Reproduce the listing verbatim.
begin Material supplied
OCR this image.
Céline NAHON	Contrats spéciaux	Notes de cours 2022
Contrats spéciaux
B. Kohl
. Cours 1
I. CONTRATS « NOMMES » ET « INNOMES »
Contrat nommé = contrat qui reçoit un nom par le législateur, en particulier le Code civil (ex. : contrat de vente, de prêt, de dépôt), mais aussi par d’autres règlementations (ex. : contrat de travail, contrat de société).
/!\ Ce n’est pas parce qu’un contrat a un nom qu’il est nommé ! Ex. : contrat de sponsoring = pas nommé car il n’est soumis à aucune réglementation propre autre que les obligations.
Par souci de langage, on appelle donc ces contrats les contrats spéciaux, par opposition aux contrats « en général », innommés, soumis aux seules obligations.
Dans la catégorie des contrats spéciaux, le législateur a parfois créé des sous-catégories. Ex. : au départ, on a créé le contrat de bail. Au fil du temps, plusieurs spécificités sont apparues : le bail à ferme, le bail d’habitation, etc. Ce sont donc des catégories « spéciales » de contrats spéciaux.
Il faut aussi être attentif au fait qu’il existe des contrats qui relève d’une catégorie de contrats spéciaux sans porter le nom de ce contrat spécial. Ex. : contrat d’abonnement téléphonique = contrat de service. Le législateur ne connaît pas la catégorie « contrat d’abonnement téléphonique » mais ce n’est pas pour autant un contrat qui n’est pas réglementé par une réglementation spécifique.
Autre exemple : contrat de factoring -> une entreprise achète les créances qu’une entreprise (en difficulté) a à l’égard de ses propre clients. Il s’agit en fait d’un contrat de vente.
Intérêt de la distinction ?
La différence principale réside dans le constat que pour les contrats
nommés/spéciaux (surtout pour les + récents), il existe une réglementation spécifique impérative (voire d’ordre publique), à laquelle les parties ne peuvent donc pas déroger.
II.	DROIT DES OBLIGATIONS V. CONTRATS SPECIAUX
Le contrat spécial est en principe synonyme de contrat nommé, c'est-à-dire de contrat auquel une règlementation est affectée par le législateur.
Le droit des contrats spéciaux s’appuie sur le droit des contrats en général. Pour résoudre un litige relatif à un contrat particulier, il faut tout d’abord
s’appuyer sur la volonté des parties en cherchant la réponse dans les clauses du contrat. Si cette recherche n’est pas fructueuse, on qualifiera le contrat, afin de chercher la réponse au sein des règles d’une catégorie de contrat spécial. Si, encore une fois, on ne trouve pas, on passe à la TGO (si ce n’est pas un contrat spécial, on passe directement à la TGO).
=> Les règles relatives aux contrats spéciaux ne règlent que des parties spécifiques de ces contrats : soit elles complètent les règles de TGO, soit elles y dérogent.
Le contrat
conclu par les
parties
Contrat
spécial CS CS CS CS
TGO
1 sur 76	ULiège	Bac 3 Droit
end Material supplied
* [Solved exercise]:
OCR this image.
Céline NAHON	Contrats spéciaux	Notes de cours 2022
Contrats spéciaux
B. Kohl
. Cours 1
I. CONTRATS « NOMMES » ET « INNOMES »
Contrat nommé = contrat qui reçoit un nom par le législateur, en particulier le Code civil (ex. : contrat de vente, de prêt, de dépôt), mais aussi par d’autres règlementations (ex. : contrat de travail, contrat de société).
/!\ Ce n’est pas parce qu’un contrat a un nom qu’il est nommé ! Ex. : contrat de sponsoring = pas nommé car il n’est soumis à aucune réglementation propre autre que les obligations.
Par souci de langage, on appelle donc ces contrats les contrats spéciaux, par opposition aux contrats « en général », innommés, soumis aux seules obligations.
Dans la catégorie des contrats spéciaux, le législateur a parfois créé des sous-catégories. Ex. : au départ, on a créé le contrat de bail. Au fil du temps, plusieurs spécificités sont apparues : le bail à ferme, le bail d’habitation, etc. Ce sont donc des catégories « spéciales » de contrats spéciaux.
Il faut aussi être attentif au fait qu’il existe des contrats qui relève d’une catégorie de contrats spéciaux sans porter le nom de ce contrat spécial. Ex. : contrat d’abonnement téléphonique = contrat de service. Le législateur ne connaît pas la catégorie « contrat d’abonnement téléphonique » mais ce n’est pas pour autant un contrat qui n’est pas réglementé par une réglementation spécifique.
Autre exemple : contrat de factoring -> une entreprise achète les créances qu’une entreprise (en difficulté) a à l’égard de ses propre clients. Il s’agit en fait d’un contrat de vente.
Intérêt de la distinction ?
La différence principale réside dans le constat que pour les contrats
nommés/spéciaux (surtout pour les + récents), il existe une réglementation spécifique impérative (voire d’ordre publique), à laquelle les parties ne peuvent donc pas déroger.
II.	DROIT DES OBLIGATIONS V. CONTRATS SPECIAUX
Le contrat spécial est en principe synonyme de contrat nommé, c'est-à-dire de contrat auquel une règlementation est affectée par le législateur.
Le droit des contrats spéciaux s’appuie sur le droit des contrats en général. Pour résoudre un litige relatif à un contrat particulier, il faut tout d’abord
s’appuyer sur la volonté des parties en cherchant la réponse dans les clauses du contrat. Si cette recherche n’est pas fructueuse, on qualifiera le contrat, afin de chercher la réponse au sein des règles d’une catégorie de contrat spécial. Si, encore une fois, on ne trouve pas, on passe à la TGO (si ce n’est pas un contrat spécial, on passe directement à la TGO).
=> Les règles relatives aux contrats spéciaux ne règlent que des parties spécifiques de ces contrats : soit elles complètent les règles de TGO, soit elles y dérogent.
Le contrat
conclu par les
parties
Contrat
spécial CS CS CS CS
TGO
1 sur 76	ULiège	Bac 3 Droit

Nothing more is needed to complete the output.